▸ **SHORT EXERCISE**:
From the listing, collect all lines containing the word "Avenue".

── DATA LISTING

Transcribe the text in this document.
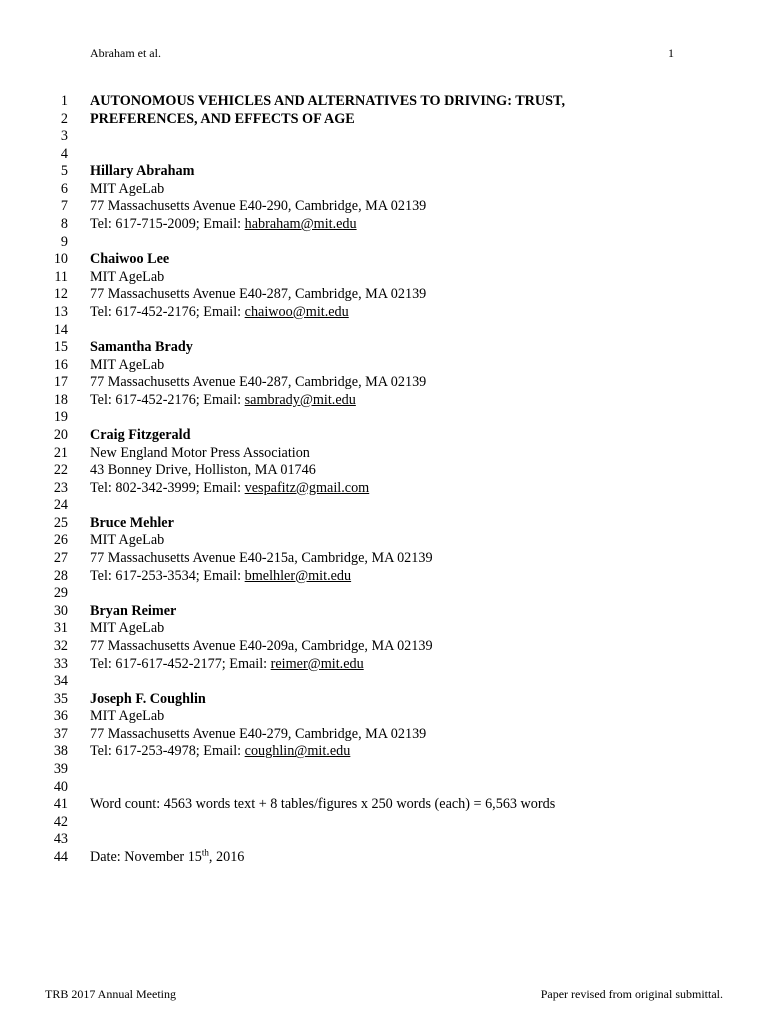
Abraham et al.	1
1 AUTONOMOUS VEHICLES AND ALTERNATIVES TO DRIVING: TRUST,
2 PREFERENCES, AND EFFECTS OF AGE
3
4
5 Hillary Abraham
6 MIT AgeLab
7 77 Massachusetts Avenue E40-290, Cambridge, MA 02139
8 Tel: 617-715-2009; Email: habraham@mit.edu
9
10 Chaiwoo Lee
11 MIT AgeLab
12 77 Massachusetts Avenue E40-287, Cambridge, MA 02139
13 Tel: 617-452-2176; Email: chaiwoo@mit.edu
14
15 Samantha Brady
16 MIT AgeLab
17 77 Massachusetts Avenue E40-287, Cambridge, MA 02139
18 Tel: 617-452-2176; Email: sambrady@mit.edu
19
20 Craig Fitzgerald
21 New England Motor Press Association
22 43 Bonney Drive, Holliston, MA 01746
23 Tel: 802-342-3999; Email: vespafitz@gmail.com
24
25 Bruce Mehler
26 MIT AgeLab
27 77 Massachusetts Avenue E40-215a, Cambridge, MA 02139
28 Tel: 617-253-3534; Email: bmelhler@mit.edu
29
30 Bryan Reimer
31 MIT AgeLab
32 77 Massachusetts Avenue E40-209a, Cambridge, MA 02139
33 Tel: 617-617-452-2177; Email: reimer@mit.edu
34
35 Joseph F. Coughlin
36 MIT AgeLab
37 77 Massachusetts Avenue E40-279, Cambridge, MA 02139
38 Tel: 617-253-4978; Email: coughlin@mit.edu
39
40
41 Word count: 4563 words text + 8 tables/figures x 250 words (each) = 6,563 words
42
43
44 Date: November 15th, 2016
TRB 2017 Annual Meeting	Paper revised from original submittal.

────

▸ **COMPLETE RESPONSE**:
7 77 Massachusetts Avenue E40-290, Cambridge, MA 02139
12 77 Massachusetts Avenue E40-287, Cambridge, MA 02139
17 77 Massachusetts Avenue E40-287, Cambridge, MA 02139
27 77 Massachusetts Avenue E40-215a, Cambridge, MA 02139
32 77 Massachusetts Avenue E40-209a, Cambridge, MA 02139
37 77 Massachusetts Avenue E40-279, Cambridge, MA 02139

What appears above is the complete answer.